** begin **

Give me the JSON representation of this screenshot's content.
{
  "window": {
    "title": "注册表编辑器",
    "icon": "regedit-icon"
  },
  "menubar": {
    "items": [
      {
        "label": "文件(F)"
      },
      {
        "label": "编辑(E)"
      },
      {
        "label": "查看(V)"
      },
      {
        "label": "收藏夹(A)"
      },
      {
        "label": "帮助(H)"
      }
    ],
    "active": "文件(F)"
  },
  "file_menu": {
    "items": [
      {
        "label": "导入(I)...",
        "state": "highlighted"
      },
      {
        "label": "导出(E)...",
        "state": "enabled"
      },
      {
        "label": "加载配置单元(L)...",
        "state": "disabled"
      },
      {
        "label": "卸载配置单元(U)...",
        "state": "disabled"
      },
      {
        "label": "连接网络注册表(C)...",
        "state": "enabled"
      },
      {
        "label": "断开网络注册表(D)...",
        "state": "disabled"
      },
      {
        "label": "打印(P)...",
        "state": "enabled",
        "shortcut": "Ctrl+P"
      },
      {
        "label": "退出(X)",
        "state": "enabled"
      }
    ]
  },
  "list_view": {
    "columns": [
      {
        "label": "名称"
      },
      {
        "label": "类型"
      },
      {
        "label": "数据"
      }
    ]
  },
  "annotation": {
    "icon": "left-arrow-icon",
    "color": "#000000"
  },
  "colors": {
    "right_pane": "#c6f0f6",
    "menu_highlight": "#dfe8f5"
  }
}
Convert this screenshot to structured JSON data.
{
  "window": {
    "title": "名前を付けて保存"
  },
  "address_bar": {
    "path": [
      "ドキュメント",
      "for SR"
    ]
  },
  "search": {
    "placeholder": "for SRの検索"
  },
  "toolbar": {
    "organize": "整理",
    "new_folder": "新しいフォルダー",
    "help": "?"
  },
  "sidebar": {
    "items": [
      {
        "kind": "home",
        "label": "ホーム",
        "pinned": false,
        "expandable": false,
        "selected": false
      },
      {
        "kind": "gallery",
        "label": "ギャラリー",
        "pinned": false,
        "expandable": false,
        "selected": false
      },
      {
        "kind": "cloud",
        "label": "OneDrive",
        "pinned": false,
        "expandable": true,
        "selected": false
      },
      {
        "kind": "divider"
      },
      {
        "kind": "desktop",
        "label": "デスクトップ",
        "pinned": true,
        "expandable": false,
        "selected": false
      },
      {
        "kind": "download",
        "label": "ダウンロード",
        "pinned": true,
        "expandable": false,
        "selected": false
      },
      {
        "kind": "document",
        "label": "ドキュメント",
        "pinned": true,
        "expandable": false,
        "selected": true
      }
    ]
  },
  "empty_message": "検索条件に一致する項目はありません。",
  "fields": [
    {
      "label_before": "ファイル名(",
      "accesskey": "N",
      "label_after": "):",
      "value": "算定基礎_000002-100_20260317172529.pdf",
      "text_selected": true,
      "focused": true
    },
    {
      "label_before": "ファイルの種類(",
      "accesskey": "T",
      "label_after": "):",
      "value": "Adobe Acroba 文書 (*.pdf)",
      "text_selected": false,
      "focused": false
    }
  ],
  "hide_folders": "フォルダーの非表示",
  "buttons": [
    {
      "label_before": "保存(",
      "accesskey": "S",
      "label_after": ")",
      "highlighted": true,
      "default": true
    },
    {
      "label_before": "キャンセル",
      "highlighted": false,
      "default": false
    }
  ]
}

** end **

From the records above, extract every entry exactly as given.

:: Exercise answer ::
Give me the JSON representation of this screenshot's content.
{
  "window": {
    "title": "注册表编辑器",
    "icon": "regedit-icon"
  },
  "menubar": {
    "items": [
      {
        "label": "文件(F)"
      },
      {
        "label": "编辑(E)"
      },
      {
        "label": "查看(V)"
      },
      {
        "label": "收藏夹(A)"
      },
      {
        "label": "帮助(H)"
      }
    ],
    "active": "文件(F)"
  },
  "file_menu": {
    "items": [
      {
        "label": "导入(I)...",
        "state": "highlighted"
      },
      {
        "label": "导出(E)...",
        "state": "enabled"
      },
      {
        "label": "加载配置单元(L)...",
        "state": "disabled"
      },
      {
        "label": "卸载配置单元(U)...",
        "state": "disabled"
      },
      {
        "label": "连接网络注册表(C)...",
        "state": "enabled"
      },
      {
        "label": "断开网络注册表(D)...",
        "state": "disabled"
      },
      {
        "label": "打印(P)...",
        "state": "enabled",
        "shortcut": "Ctrl+P"
      },
      {
        "label": "退出(X)",
        "state": "enabled"
      }
    ]
  },
  "list_view": {
    "columns": [
      {
        "label": "名称"
      },
      {
        "label": "类型"
      },
      {
        "label": "数据"
      }
    ]
  },
  "annotation": {
    "icon": "left-arrow-icon",
    "color": "#000000"
  },
  "colors": {
    "right_pane": "#c6f0f6",
    "menu_highlight": "#dfe8f5"
  }
}
Convert this screenshot to structured JSON data.
{
  "window": {
    "title": "名前を付けて保存"
  },
  "address_bar": {
    "path": [
      "ドキュメント",
      "for SR"
    ]
  },
  "search": {
    "placeholder": "for SRの検索"
  },
  "toolbar": {
    "organize": "整理",
    "new_folder": "新しいフォルダー",
    "help": "?"
  },
  "sidebar": {
    "items": [
      {
        "kind": "home",
        "label": "ホーム",
        "pinned": false,
        "expandable": false,
        "selected": false
      },
      {
        "kind": "gallery",
        "label": "ギャラリー",
        "pinned": false,
        "expandable": false,
        "selected": false
      },
      {
        "kind": "cloud",
        "label": "OneDrive",
        "pinned": false,
        "expandable": true,
        "selected": false
      },
      {
        "kind": "divider"
      },
      {
        "kind": "desktop",
        "label": "デスクトップ",
        "pinned": true,
        "expandable": false,
        "selected": false
      },
      {
        "kind": "download",
        "label": "ダウンロード",
        "pinned": true,
        "expandable": false,
        "selected": false
      },
      {
        "kind": "document",
        "label": "ドキュメント",
        "pinned": true,
        "expandable": false,
        "selected": true
      }
    ]
  },
  "empty_message": "検索条件に一致する項目はありません。",
  "fields": [
    {
      "label_before": "ファイル名(",
      "accesskey": "N",
      "label_after": "):",
      "value": "算定基礎_000002-100_20260317172529.pdf",
      "text_selected": true,
      "focused": true
    },
    {
      "label_before": "ファイルの種類(",
      "accesskey": "T",
      "label_after": "):",
      "value": "Adobe Acroba 文書 (*.pdf)",
      "text_selected": false,
      "focused": false
    }
  ],
  "hide_folders": "フォルダーの非表示",
  "buttons": [
    {
      "label_before": "保存(",
      "accesskey": "S",
      "label_after": ")",
      "highlighted": true,
      "default": true
    },
    {
      "label_before": "キャンセル",
      "highlighted": false,
      "default": false
    }
  ]
}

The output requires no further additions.